Request: Repeat exactly the lines of the listing from the line containing "What does this" through its last line, and nothing beyond them.
Begin
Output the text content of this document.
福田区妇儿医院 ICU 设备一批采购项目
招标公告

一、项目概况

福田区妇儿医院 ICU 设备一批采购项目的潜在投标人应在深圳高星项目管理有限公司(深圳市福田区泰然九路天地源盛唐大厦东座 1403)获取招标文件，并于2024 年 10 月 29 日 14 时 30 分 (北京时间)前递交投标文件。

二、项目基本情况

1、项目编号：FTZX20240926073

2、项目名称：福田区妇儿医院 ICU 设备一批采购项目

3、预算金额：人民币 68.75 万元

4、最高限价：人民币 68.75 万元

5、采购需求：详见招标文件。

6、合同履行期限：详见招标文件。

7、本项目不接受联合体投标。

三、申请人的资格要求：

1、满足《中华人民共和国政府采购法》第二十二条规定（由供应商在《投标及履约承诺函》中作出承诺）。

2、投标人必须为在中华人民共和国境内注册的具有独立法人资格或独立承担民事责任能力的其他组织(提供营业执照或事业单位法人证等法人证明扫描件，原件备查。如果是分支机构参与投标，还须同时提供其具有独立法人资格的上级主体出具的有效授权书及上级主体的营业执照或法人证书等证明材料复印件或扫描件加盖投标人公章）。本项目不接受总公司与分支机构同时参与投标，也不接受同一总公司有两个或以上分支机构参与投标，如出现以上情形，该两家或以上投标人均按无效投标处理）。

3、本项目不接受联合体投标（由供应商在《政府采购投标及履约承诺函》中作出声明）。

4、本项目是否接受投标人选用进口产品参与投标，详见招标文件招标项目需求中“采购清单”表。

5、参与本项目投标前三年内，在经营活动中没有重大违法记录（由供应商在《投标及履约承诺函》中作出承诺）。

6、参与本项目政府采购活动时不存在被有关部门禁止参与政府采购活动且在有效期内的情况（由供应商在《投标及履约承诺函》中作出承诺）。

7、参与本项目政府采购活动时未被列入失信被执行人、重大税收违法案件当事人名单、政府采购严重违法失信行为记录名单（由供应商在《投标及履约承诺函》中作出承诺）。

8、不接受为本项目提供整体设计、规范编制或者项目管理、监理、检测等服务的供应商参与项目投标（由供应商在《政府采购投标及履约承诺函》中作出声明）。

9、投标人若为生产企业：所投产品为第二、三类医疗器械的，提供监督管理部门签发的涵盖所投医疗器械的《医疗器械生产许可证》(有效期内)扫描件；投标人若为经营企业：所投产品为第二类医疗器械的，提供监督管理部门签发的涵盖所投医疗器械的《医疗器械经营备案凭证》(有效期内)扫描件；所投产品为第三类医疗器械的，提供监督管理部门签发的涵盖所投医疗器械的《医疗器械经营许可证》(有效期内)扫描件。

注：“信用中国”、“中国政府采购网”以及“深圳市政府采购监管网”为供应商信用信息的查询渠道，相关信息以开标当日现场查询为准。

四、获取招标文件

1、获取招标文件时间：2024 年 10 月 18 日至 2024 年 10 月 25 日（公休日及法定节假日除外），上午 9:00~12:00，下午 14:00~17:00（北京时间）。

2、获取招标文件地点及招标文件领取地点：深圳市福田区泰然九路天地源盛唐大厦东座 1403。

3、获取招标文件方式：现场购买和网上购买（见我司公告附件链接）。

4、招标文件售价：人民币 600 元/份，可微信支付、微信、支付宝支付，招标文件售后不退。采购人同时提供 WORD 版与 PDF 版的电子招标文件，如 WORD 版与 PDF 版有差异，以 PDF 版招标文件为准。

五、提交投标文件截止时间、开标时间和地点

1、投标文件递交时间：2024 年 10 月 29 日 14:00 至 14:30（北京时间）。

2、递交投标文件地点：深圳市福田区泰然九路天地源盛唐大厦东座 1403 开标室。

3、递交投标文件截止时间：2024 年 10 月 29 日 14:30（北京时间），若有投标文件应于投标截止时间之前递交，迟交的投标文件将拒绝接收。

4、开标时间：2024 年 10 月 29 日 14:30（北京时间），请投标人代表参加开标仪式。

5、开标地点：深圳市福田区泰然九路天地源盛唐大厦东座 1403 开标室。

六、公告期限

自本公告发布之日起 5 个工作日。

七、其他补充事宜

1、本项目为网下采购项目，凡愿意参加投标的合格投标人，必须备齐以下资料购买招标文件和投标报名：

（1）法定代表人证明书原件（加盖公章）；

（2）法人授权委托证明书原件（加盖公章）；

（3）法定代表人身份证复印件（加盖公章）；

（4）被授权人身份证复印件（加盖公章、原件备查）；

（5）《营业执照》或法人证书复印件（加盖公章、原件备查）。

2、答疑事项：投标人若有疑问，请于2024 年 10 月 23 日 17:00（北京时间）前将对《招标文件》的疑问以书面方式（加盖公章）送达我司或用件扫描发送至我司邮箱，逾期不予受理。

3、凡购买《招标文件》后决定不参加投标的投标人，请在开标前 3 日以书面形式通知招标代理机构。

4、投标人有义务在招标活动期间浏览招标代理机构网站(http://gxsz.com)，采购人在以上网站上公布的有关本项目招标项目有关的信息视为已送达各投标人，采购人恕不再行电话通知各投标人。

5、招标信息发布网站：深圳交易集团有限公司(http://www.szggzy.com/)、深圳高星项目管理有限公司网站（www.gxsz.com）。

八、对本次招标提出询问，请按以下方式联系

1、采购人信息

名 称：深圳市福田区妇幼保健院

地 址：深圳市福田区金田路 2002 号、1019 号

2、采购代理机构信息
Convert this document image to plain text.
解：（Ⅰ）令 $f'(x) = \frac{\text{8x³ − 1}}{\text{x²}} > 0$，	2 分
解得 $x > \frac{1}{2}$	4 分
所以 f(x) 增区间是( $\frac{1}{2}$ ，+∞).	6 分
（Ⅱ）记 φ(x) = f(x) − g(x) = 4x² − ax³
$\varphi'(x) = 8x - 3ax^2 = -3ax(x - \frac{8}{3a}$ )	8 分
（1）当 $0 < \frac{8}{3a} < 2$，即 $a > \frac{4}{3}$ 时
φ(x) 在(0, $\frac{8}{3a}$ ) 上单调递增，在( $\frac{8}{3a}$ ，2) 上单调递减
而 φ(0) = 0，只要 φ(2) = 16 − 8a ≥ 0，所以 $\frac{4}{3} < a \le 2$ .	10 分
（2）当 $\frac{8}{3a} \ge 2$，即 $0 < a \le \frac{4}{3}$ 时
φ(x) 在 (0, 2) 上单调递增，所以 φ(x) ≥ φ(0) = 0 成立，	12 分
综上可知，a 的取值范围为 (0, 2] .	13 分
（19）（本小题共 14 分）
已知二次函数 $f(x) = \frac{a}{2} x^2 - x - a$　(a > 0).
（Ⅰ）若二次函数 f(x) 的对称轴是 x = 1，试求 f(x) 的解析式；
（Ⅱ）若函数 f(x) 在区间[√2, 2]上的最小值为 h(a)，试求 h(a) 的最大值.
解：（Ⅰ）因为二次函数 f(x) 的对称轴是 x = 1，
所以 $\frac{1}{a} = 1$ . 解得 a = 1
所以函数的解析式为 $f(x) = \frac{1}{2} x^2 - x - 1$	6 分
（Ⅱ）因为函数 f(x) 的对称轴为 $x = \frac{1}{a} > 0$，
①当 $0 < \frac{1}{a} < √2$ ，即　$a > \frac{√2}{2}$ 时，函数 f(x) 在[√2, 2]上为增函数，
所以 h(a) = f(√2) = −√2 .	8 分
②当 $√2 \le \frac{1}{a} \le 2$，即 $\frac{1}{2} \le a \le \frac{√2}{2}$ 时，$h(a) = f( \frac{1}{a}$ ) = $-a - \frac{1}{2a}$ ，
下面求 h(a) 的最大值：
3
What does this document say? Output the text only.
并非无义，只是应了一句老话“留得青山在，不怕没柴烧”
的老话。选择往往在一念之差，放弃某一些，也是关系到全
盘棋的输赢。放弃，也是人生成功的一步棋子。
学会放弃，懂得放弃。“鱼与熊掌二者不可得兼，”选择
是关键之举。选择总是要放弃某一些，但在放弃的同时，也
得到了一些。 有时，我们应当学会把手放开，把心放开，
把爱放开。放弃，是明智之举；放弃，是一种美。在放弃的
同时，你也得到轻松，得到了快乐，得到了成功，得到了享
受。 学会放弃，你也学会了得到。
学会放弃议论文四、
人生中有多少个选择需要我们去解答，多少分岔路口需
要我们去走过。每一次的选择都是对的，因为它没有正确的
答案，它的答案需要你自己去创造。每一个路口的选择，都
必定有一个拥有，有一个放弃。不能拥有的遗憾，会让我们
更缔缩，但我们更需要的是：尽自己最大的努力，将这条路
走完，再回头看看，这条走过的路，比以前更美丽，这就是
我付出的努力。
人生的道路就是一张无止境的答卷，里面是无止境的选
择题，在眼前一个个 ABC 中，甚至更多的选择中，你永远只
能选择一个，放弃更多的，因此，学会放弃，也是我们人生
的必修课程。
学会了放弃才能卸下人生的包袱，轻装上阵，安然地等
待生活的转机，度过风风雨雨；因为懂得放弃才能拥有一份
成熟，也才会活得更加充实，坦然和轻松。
End
Response to this exercise:
What does this document say? Output the text only.
并非无义，只是应了一句老话“留得青山在，不怕没柴烧”
的老话。选择往往在一念之差，放弃某一些，也是关系到全
盘棋的输赢。放弃，也是人生成功的一步棋子。
学会放弃，懂得放弃。“鱼与熊掌二者不可得兼，”选择
是关键之举。选择总是要放弃某一些，但在放弃的同时，也
得到了一些。 有时，我们应当学会把手放开，把心放开，
把爱放开。放弃，是明智之举；放弃，是一种美。在放弃的
同时，你也得到轻松，得到了快乐，得到了成功，得到了享
受。 学会放弃，你也学会了得到。
学会放弃议论文四、
人生中有多少个选择需要我们去解答，多少分岔路口需
要我们去走过。每一次的选择都是对的，因为它没有正确的
答案，它的答案需要你自己去创造。每一个路口的选择，都
必定有一个拥有，有一个放弃。不能拥有的遗憾，会让我们
更缔缩，但我们更需要的是：尽自己最大的努力，将这条路
走完，再回头看看，这条走过的路，比以前更美丽，这就是
我付出的努力。
人生的道路就是一张无止境的答卷，里面是无止境的选
择题，在眼前一个个 ABC 中，甚至更多的选择中，你永远只
能选择一个，放弃更多的，因此，学会放弃，也是我们人生
的必修课程。
学会了放弃才能卸下人生的包袱，轻装上阵，安然地等
待生活的转机，度过风风雨雨；因为懂得放弃才能拥有一份
成熟，也才会活得更加充实，坦然和轻松。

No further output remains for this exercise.